Check every line of the material below for the string "JSON", and return the ones that have it.

■ STORED ROWS
^^^^^^^^^^^^^^^^
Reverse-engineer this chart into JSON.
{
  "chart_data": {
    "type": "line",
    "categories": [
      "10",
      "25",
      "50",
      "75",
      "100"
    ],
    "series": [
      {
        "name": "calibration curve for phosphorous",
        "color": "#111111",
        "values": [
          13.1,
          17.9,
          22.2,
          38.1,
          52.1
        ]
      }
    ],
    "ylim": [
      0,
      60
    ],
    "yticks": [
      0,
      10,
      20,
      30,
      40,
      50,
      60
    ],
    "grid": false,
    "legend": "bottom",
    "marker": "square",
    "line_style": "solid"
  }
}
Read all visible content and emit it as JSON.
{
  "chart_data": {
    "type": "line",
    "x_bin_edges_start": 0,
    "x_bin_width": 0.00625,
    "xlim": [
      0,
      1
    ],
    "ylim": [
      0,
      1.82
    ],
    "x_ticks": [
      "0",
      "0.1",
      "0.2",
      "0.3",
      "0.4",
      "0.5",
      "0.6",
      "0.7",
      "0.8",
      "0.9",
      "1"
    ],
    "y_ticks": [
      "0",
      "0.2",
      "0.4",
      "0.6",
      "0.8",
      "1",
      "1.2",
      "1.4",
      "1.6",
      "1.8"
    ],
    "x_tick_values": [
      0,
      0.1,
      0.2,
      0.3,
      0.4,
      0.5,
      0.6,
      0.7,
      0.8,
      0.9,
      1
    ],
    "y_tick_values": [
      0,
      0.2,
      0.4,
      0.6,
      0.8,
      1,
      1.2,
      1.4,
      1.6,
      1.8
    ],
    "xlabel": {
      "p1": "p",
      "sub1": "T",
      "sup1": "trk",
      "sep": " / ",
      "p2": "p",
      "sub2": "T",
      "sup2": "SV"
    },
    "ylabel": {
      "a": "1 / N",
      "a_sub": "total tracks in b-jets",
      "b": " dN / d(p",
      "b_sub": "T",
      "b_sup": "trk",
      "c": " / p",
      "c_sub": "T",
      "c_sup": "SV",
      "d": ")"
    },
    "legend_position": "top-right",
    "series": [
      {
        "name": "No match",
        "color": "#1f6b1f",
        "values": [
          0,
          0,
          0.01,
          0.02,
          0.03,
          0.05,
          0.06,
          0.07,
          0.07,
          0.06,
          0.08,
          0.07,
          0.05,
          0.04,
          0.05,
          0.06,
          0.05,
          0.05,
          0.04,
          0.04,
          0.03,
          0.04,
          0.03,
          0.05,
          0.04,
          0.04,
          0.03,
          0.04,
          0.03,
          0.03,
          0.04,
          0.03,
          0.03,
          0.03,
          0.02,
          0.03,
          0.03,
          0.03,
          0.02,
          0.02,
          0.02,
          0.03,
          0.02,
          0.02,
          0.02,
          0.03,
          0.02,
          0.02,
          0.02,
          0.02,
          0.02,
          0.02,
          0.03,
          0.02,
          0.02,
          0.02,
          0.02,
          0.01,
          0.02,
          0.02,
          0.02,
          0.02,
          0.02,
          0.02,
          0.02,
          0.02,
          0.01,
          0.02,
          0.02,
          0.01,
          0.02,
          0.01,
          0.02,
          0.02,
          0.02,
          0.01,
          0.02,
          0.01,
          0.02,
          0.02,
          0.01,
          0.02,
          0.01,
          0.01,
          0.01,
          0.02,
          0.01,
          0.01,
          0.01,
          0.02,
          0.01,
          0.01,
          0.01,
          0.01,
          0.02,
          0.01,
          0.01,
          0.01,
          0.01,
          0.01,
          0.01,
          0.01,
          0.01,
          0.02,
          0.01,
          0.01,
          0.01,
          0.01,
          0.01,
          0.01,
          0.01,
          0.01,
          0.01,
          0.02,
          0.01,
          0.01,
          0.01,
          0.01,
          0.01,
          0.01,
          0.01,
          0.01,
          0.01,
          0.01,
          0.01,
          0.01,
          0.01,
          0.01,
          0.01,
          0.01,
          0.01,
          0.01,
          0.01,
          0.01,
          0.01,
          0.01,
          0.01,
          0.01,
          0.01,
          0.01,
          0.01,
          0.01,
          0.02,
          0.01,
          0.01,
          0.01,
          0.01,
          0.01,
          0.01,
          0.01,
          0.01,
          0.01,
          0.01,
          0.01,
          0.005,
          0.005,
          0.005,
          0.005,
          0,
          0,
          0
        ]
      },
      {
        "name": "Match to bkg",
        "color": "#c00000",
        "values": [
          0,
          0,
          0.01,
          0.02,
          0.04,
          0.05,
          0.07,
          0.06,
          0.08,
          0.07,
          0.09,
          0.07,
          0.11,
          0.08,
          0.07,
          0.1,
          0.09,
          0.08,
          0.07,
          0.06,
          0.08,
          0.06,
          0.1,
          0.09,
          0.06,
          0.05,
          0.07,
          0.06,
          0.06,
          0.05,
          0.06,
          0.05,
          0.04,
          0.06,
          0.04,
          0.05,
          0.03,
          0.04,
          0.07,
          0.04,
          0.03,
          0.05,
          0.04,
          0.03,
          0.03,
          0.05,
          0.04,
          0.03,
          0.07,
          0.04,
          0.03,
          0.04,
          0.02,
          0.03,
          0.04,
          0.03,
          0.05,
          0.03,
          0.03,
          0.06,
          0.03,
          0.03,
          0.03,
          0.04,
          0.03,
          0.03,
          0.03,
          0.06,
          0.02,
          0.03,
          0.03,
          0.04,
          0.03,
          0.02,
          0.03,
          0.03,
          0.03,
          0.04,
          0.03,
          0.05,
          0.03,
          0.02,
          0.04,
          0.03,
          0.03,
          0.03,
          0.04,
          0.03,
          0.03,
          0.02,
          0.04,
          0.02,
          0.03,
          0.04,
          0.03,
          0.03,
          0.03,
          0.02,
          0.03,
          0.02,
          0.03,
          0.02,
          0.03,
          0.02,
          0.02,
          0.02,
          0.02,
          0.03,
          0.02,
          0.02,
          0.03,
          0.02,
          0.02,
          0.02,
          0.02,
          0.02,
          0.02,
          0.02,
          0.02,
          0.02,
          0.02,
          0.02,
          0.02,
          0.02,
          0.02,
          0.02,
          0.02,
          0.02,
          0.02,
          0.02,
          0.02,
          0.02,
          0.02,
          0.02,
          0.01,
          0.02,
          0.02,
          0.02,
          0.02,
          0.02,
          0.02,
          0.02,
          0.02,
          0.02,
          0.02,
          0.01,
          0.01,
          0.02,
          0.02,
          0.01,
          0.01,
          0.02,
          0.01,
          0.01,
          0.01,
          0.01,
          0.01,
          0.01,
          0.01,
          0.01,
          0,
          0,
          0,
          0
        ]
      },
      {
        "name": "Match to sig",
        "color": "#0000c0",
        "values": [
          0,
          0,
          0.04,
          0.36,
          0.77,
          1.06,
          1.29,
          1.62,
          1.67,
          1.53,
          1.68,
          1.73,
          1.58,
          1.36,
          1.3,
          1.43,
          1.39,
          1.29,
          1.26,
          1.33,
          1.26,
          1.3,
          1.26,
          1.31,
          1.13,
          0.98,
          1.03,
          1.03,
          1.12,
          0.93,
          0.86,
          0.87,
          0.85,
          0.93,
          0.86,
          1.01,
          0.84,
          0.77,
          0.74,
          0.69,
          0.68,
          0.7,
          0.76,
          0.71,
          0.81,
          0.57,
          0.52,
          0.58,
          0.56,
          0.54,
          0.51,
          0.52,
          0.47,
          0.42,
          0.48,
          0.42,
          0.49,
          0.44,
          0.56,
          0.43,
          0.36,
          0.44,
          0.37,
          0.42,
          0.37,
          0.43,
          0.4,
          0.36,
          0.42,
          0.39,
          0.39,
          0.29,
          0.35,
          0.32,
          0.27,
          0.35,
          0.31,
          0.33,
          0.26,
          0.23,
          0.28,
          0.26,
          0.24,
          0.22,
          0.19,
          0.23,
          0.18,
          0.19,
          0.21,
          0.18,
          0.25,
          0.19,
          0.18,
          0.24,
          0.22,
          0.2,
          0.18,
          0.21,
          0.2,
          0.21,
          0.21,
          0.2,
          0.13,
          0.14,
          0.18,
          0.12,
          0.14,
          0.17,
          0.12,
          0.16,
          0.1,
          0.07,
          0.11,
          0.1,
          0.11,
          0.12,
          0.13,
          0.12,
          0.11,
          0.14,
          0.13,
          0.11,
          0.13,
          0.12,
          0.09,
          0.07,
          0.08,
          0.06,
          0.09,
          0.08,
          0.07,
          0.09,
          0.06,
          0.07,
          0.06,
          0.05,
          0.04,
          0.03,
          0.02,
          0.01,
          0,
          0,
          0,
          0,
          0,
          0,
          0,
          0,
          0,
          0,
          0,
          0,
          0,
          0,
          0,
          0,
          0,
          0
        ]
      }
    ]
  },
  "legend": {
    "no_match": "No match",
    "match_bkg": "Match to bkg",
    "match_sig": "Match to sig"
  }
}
^^^^^^^^^^^^^^^^
■ WRITTEN RESPONSE
Reverse-engineer this chart into JSON.
Read all visible content and emit it as JSON.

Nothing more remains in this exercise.